* **What you have to do**: Give back the entire listing verbatim.

◇ ◇ ◇

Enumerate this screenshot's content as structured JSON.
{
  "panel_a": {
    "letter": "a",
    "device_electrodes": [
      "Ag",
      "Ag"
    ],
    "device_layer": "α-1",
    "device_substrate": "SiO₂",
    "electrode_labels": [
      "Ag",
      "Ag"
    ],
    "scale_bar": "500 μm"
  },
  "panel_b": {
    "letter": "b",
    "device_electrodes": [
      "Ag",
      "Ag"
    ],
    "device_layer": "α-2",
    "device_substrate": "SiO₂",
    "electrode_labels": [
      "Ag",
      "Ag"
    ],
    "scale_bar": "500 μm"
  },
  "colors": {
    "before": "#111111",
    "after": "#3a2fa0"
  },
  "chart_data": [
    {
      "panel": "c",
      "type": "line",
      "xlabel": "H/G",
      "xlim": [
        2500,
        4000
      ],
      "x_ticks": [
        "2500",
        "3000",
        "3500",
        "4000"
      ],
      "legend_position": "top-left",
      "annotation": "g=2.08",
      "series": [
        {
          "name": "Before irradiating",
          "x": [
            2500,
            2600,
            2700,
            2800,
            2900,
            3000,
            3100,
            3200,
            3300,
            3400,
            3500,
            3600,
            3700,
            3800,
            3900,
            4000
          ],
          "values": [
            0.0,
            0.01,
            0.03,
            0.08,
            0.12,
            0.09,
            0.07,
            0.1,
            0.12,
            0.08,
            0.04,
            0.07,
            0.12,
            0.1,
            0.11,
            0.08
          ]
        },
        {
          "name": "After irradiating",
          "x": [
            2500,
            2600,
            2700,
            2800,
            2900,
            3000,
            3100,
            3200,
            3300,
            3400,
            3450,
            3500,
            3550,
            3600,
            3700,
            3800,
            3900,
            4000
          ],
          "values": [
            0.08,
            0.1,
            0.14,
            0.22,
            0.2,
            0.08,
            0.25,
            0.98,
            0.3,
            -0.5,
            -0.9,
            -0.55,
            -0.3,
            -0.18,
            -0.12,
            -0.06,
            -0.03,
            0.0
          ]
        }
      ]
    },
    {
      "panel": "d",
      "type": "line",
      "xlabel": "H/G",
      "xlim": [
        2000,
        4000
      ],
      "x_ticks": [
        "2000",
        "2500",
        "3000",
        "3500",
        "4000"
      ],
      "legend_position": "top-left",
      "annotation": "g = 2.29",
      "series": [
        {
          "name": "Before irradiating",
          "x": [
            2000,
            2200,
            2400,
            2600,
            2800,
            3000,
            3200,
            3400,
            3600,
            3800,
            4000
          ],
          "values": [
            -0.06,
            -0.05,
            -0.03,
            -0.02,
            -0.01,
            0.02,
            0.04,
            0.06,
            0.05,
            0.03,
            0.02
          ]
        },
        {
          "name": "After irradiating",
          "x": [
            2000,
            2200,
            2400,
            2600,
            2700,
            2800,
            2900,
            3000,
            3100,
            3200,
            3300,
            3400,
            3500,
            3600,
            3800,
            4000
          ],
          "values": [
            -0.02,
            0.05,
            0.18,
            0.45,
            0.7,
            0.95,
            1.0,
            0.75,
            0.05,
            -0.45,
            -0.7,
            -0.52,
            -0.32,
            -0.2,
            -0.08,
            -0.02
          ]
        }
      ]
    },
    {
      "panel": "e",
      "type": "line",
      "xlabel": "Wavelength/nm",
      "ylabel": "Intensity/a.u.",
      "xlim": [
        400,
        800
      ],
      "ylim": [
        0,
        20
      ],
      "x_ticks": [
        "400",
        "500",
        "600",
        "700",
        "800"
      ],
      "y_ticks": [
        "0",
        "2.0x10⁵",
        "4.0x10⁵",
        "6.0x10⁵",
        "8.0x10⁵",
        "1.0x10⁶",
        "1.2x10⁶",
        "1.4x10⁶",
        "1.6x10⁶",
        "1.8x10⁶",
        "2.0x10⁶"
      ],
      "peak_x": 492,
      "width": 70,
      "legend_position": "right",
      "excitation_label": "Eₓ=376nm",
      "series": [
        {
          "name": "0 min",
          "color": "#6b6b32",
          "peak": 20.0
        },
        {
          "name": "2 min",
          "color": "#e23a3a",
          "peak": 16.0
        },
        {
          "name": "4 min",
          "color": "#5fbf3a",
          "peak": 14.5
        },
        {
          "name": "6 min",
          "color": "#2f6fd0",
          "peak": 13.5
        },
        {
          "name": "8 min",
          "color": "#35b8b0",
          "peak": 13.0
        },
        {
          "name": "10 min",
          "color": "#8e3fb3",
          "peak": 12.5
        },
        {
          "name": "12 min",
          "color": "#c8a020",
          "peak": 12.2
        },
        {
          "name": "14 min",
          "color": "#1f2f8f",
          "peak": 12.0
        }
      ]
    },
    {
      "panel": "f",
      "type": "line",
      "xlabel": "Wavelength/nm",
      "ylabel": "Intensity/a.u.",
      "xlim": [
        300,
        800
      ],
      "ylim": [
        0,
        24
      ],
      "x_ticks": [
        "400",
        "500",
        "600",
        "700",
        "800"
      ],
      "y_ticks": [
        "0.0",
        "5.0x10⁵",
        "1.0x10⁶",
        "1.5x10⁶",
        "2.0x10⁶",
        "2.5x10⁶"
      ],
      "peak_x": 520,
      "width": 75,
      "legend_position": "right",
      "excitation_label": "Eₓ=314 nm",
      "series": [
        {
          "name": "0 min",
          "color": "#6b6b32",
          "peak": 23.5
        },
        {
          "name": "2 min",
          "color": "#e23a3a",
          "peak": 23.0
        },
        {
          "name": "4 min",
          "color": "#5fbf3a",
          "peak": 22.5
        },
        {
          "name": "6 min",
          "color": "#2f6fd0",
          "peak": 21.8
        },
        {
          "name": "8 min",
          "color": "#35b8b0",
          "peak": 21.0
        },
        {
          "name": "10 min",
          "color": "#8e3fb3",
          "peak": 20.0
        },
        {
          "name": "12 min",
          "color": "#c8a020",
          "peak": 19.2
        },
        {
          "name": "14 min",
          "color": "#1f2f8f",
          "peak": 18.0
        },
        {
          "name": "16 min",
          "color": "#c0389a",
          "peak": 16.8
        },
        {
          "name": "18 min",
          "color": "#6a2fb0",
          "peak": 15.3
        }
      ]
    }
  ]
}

◇ ◇ ◇

* **Complete response**:
Enumerate this screenshot's content as structured JSON.
{
  "panel_a": {
    "letter": "a",
    "device_electrodes": [
      "Ag",
      "Ag"
    ],
    "device_layer": "α-1",
    "device_substrate": "SiO₂",
    "electrode_labels": [
      "Ag",
      "Ag"
    ],
    "scale_bar": "500 μm"
  },
  "panel_b": {
    "letter": "b",
    "device_electrodes": [
      "Ag",
      "Ag"
    ],
    "device_layer": "α-2",
    "device_substrate": "SiO₂",
    "electrode_labels": [
      "Ag",
      "Ag"
    ],
    "scale_bar": "500 μm"
  },
  "colors": {
    "before": "#111111",
    "after": "#3a2fa0"
  },
  "chart_data": [
    {
      "panel": "c",
      "type": "line",
      "xlabel": "H/G",
      "xlim": [
        2500,
        4000
      ],
      "x_ticks": [
        "2500",
        "3000",
        "3500",
        "4000"
      ],
      "legend_position": "top-left",
      "annotation": "g=2.08",
      "series": [
        {
          "name": "Before irradiating",
          "x": [
            2500,
            2600,
            2700,
            2800,
            2900,
            3000,
            3100,
            3200,
            3300,
            3400,
            3500,
            3600,
            3700,
            3800,
            3900,
            4000
          ],
          "values": [
            0.0,
            0.01,
            0.03,
            0.08,
            0.12,
            0.09,
            0.07,
            0.1,
            0.12,
            0.08,
            0.04,
            0.07,
            0.12,
            0.1,
            0.11,
            0.08
          ]
        },
        {
          "name": "After irradiating",
          "x": [
            2500,
            2600,
            2700,
            2800,
            2900,
            3000,
            3100,
            3200,
            3300,
            3400,
            3450,
            3500,
            3550,
            3600,
            3700,
            3800,
            3900,
            4000
          ],
          "values": [
            0.08,
            0.1,
            0.14,
            0.22,
            0.2,
            0.08,
            0.25,
            0.98,
            0.3,
            -0.5,
            -0.9,
            -0.55,
            -0.3,
            -0.18,
            -0.12,
            -0.06,
            -0.03,
            0.0
          ]
        }
      ]
    },
    {
      "panel": "d",
      "type": "line",
      "xlabel": "H/G",
      "xlim": [
        2000,
        4000
      ],
      "x_ticks": [
        "2000",
        "2500",
        "3000",
        "3500",
        "4000"
      ],
      "legend_position": "top-left",
      "annotation": "g = 2.29",
      "series": [
        {
          "name": "Before irradiating",
          "x": [
            2000,
            2200,
            2400,
            2600,
            2800,
            3000,
            3200,
            3400,
            3600,
            3800,
            4000
          ],
          "values": [
            -0.06,
            -0.05,
            -0.03,
            -0.02,
            -0.01,
            0.02,
            0.04,
            0.06,
            0.05,
            0.03,
            0.02
          ]
        },
        {
          "name": "After irradiating",
          "x": [
            2000,
            2200,
            2400,
            2600,
            2700,
            2800,
            2900,
            3000,
            3100,
            3200,
            3300,
            3400,
            3500,
            3600,
            3800,
            4000
          ],
          "values": [
            -0.02,
            0.05,
            0.18,
            0.45,
            0.7,
            0.95,
            1.0,
            0.75,
            0.05,
            -0.45,
            -0.7,
            -0.52,
            -0.32,
            -0.2,
            -0.08,
            -0.02
          ]
        }
      ]
    },
    {
      "panel": "e",
      "type": "line",
      "xlabel": "Wavelength/nm",
      "ylabel": "Intensity/a.u.",
      "xlim": [
        400,
        800
      ],
      "ylim": [
        0,
        20
      ],
      "x_ticks": [
        "400",
        "500",
        "600",
        "700",
        "800"
      ],
      "y_ticks": [
        "0",
        "2.0x10⁵",
        "4.0x10⁵",
        "6.0x10⁵",
        "8.0x10⁵",
        "1.0x10⁶",
        "1.2x10⁶",
        "1.4x10⁶",
        "1.6x10⁶",
        "1.8x10⁶",
        "2.0x10⁶"
      ],
      "peak_x": 492,
      "width": 70,
      "legend_position": "right",
      "excitation_label": "Eₓ=376nm",
      "series": [
        {
          "name": "0 min",
          "color": "#6b6b32",
          "peak": 20.0
        },
        {
          "name": "2 min",
          "color": "#e23a3a",
          "peak": 16.0
        },
        {
          "name": "4 min",
          "color": "#5fbf3a",
          "peak": 14.5
        },
        {
          "name": "6 min",
          "color": "#2f6fd0",
          "peak": 13.5
        },
        {
          "name": "8 min",
          "color": "#35b8b0",
          "peak": 13.0
        },
        {
          "name": "10 min",
          "color": "#8e3fb3",
          "peak": 12.5
        },
        {
          "name": "12 min",
          "color": "#c8a020",
          "peak": 12.2
        },
        {
          "name": "14 min",
          "color": "#1f2f8f",
          "peak": 12.0
        }
      ]
    },
    {
      "panel": "f",
      "type": "line",
      "xlabel": "Wavelength/nm",
      "ylabel": "Intensity/a.u.",
      "xlim": [
        300,
        800
      ],
      "ylim": [
        0,
        24
      ],
      "x_ticks": [
        "400",
        "500",
        "600",
        "700",
        "800"
      ],
      "y_ticks": [
        "0.0",
        "5.0x10⁵",
        "1.0x10⁶",
        "1.5x10⁶",
        "2.0x10⁶",
        "2.5x10⁶"
      ],
      "peak_x": 520,
      "width": 75,
      "legend_position": "right",
      "excitation_label": "Eₓ=314 nm",
      "series": [
        {
          "name": "0 min",
          "color": "#6b6b32",
          "peak": 23.5
        },
        {
          "name": "2 min",
          "color": "#e23a3a",
          "peak": 23.0
        },
        {
          "name": "4 min",
          "color": "#5fbf3a",
          "peak": 22.5
        },
        {
          "name": "6 min",
          "color": "#2f6fd0",
          "peak": 21.8
        },
        {
          "name": "8 min",
          "color": "#35b8b0",
          "peak": 21.0
        },
        {
          "name": "10 min",
          "color": "#8e3fb3",
          "peak": 20.0
        },
        {
          "name": "12 min",
          "color": "#c8a020",
          "peak": 19.2
        },
        {
          "name": "14 min",
          "color": "#1f2f8f",
          "peak": 18.0
        },
        {
          "name": "16 min",
          "color": "#c0389a",
          "peak": 16.8
        },
        {
          "name": "18 min",
          "color": "#6a2fb0",
          "peak": 15.3
        }
      ]
    }
  ]
}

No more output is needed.